___ Data entries

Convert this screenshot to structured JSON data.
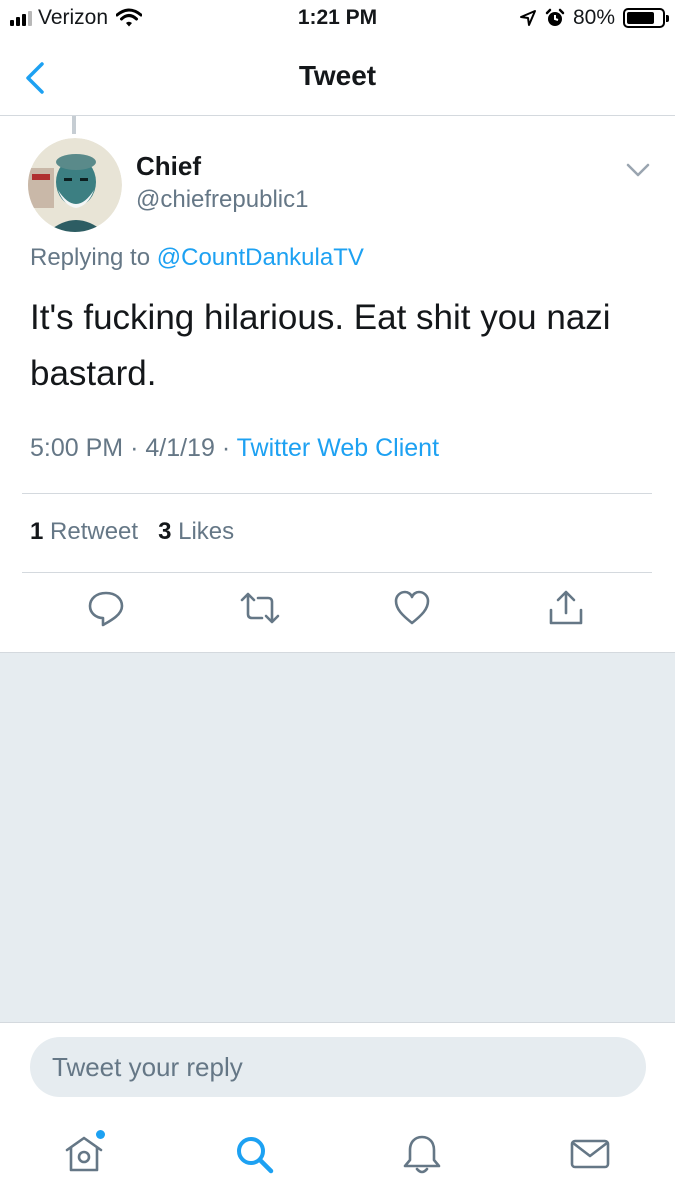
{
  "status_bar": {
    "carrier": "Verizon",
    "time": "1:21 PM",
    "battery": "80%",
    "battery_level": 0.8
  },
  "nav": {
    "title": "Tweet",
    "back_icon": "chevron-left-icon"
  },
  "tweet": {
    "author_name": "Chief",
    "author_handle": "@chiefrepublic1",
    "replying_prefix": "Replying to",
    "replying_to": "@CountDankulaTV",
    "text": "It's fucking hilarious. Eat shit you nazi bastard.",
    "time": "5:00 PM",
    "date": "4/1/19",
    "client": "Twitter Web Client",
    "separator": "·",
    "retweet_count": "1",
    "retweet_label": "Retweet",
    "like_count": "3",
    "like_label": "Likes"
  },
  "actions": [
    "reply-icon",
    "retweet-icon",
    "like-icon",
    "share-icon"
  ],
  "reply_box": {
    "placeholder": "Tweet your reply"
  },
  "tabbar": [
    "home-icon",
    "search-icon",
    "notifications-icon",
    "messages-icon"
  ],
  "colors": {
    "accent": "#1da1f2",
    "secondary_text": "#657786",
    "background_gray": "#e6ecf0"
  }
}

______
___ Data entries

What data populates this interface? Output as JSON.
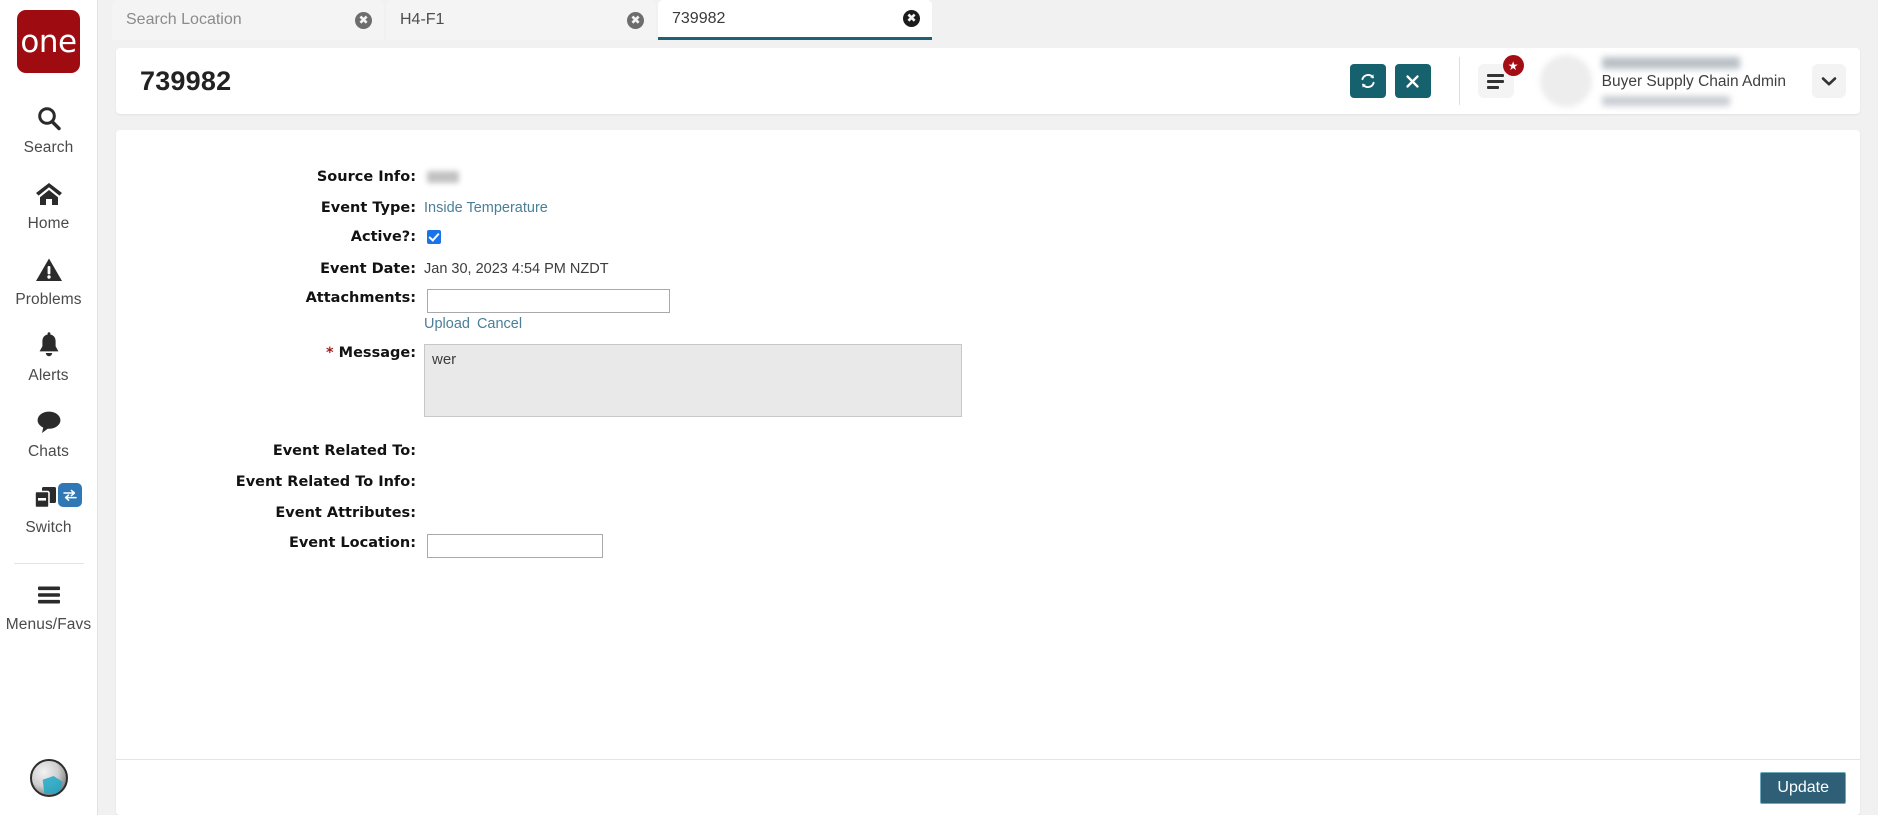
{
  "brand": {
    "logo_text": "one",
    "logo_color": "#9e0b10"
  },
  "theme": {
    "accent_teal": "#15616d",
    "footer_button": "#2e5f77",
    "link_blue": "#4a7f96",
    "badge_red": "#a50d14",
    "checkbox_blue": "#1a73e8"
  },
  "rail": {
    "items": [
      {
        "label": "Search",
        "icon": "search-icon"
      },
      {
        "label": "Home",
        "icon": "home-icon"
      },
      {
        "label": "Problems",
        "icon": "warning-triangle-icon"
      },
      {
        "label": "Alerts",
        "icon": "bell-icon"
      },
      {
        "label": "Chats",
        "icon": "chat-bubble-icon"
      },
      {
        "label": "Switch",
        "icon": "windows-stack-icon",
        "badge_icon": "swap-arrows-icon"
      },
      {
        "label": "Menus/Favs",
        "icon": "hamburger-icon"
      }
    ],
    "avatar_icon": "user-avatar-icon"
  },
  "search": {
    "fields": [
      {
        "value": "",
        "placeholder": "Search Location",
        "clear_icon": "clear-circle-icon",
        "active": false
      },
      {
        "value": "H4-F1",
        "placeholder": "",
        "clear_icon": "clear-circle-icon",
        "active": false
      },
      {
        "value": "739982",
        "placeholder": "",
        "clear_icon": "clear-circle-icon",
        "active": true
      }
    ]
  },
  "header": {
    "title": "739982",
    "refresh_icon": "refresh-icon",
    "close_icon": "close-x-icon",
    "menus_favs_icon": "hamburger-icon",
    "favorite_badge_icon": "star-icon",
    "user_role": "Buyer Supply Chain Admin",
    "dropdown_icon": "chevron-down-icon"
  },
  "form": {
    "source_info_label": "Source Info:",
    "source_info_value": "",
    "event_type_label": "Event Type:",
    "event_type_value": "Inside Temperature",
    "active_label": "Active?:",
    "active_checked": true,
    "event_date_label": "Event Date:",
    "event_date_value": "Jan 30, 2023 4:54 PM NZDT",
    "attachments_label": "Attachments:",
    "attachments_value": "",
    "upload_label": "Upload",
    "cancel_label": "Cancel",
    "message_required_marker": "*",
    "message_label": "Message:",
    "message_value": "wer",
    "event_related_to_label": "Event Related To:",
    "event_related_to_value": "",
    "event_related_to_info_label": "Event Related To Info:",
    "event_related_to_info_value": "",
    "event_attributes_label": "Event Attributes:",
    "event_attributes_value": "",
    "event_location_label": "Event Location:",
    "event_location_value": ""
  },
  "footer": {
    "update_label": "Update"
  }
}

______
___ Data entries

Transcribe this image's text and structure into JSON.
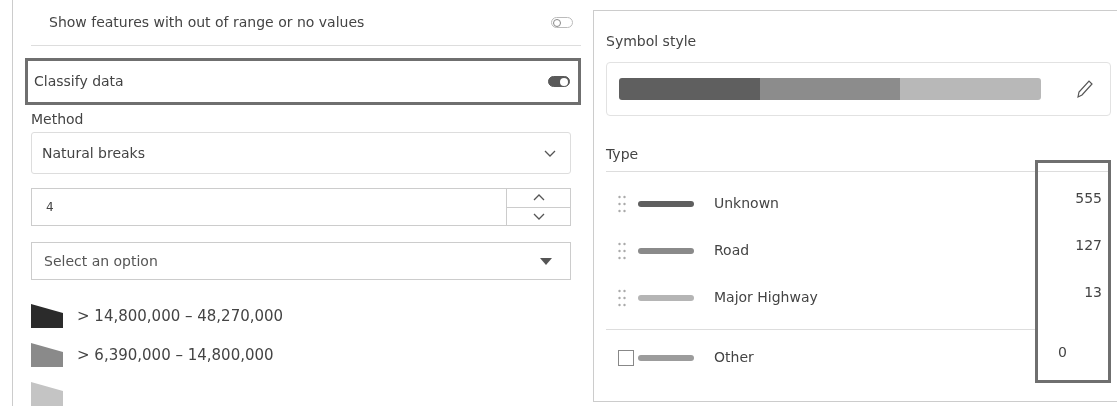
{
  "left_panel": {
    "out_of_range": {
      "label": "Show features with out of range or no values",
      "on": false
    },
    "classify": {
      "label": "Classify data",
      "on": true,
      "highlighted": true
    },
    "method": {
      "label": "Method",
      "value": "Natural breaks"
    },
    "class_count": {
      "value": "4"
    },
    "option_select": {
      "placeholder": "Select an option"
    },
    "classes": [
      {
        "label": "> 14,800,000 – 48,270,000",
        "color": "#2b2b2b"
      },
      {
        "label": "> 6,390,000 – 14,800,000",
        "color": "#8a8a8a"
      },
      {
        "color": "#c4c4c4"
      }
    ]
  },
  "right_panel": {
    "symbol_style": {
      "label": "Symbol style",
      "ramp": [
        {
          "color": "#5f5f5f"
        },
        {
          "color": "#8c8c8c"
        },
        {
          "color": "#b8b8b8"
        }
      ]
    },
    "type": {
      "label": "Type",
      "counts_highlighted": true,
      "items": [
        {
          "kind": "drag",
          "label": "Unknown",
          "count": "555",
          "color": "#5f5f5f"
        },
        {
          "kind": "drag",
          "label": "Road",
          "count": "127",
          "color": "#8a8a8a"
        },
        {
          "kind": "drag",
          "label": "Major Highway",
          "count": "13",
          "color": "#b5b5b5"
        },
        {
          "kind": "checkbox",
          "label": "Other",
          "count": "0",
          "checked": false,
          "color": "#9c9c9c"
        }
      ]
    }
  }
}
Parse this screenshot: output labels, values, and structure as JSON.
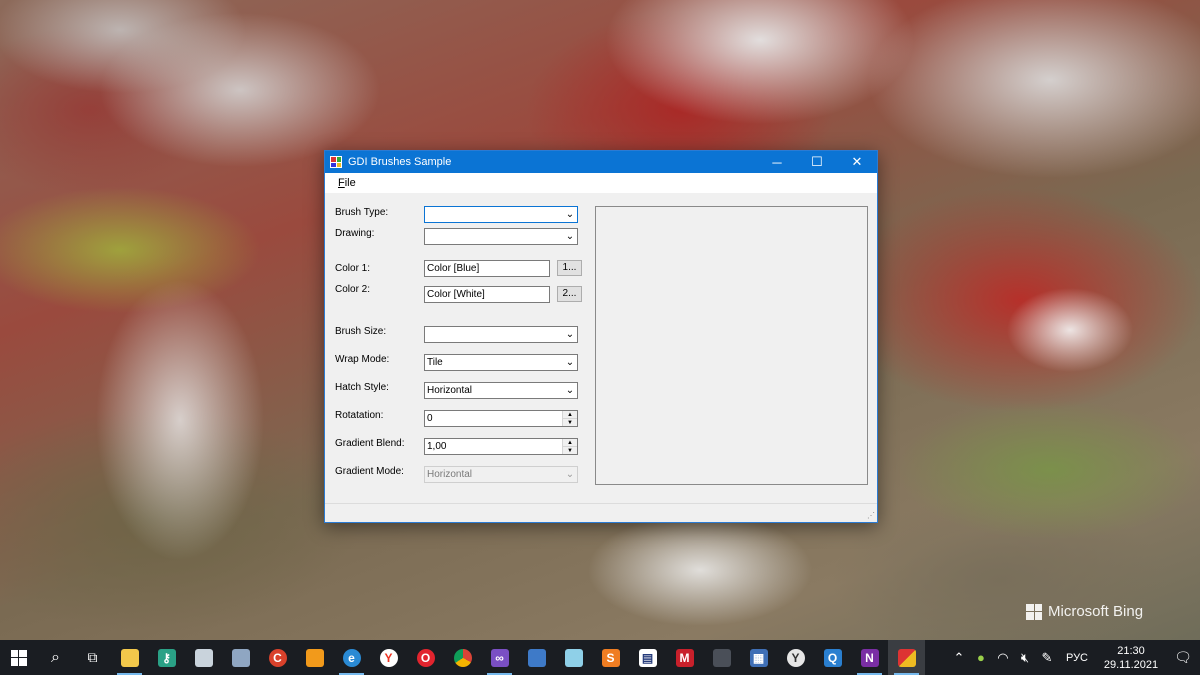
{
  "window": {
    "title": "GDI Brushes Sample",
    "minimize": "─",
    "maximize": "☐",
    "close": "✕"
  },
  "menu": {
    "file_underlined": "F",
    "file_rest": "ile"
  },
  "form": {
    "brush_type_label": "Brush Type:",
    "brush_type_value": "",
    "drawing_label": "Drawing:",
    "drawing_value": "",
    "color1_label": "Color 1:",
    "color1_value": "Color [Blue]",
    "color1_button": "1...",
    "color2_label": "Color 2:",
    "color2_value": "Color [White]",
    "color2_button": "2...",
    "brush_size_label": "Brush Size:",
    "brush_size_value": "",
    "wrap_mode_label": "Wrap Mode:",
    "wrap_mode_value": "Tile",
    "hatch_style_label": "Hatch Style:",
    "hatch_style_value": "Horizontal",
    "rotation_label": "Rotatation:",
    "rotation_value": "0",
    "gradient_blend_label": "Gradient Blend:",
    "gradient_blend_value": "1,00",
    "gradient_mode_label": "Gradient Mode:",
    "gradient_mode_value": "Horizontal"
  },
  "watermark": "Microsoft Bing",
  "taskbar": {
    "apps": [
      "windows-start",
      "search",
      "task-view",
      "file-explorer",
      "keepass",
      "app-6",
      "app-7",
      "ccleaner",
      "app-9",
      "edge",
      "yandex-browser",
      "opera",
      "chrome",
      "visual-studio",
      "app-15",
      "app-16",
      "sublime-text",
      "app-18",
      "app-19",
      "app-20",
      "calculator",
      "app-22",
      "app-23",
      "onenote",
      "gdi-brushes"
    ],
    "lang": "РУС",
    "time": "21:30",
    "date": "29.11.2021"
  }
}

______

Challenge:
Whenever "this" turns up in a line, pick that line out.

Full output:
Convert this screenshot to structured JSON data.
What data populates this interface? Output as JSON.
Transcribe this image's text and structure into JSON.
Parse this screenshot: output labels, values, and structure as JSON.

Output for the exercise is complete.